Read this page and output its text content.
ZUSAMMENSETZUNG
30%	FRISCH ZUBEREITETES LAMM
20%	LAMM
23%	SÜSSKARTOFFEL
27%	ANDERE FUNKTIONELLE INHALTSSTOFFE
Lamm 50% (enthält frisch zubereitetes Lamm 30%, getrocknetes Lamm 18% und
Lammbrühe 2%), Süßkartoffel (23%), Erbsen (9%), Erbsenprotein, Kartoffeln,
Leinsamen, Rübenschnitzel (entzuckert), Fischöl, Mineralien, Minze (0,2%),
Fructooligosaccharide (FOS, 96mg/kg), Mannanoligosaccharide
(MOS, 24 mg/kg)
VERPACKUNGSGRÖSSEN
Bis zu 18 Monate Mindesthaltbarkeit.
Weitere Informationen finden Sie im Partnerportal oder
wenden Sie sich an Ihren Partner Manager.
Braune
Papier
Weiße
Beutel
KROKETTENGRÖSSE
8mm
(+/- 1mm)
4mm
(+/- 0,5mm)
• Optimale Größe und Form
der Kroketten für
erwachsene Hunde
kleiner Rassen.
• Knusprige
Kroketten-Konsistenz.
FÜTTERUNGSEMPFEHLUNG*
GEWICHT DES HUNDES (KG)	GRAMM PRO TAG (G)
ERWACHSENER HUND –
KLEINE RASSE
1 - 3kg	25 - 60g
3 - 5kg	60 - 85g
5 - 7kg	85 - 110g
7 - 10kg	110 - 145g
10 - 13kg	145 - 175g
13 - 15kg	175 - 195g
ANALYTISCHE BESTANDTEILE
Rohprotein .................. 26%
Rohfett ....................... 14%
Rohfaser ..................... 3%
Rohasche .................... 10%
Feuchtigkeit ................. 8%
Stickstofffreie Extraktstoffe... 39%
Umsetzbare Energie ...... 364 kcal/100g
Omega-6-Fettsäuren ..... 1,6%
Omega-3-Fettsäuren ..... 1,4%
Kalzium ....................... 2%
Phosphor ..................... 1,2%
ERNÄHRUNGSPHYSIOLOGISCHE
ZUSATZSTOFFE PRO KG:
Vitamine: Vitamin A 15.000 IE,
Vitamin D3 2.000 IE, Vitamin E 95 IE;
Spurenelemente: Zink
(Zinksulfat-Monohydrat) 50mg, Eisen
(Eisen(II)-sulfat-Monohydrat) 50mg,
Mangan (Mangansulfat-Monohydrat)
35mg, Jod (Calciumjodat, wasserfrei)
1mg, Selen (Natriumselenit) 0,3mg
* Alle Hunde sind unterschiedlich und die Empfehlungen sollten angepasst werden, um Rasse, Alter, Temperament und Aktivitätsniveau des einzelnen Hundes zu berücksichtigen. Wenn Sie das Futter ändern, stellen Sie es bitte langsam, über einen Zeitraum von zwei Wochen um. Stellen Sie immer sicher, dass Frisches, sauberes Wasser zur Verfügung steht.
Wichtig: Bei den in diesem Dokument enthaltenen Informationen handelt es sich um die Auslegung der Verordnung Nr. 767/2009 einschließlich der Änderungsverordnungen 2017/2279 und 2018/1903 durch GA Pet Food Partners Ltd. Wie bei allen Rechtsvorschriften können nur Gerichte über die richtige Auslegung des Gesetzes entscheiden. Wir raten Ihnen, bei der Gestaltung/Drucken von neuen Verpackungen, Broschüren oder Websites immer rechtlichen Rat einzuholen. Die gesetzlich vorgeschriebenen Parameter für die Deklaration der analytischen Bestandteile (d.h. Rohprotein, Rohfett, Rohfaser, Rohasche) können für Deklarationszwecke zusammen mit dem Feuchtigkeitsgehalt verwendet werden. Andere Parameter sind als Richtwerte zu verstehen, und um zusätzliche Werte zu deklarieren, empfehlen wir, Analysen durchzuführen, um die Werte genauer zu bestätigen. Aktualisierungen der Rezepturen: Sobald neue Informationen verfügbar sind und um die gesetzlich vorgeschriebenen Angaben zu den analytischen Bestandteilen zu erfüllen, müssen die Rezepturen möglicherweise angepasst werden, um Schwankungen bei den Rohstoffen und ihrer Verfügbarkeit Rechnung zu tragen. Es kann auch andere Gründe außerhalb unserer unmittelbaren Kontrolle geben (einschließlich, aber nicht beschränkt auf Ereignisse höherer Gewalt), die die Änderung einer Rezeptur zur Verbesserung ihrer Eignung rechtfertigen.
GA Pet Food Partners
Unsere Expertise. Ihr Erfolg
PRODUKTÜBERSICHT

########################################

*Task description:*
Look through the lines above and collect those with the word "Omega".

*Answer space:*
Omega-6-Fettsäuren ..... 1,6%
Omega-3-Fettsäuren ..... 1,4%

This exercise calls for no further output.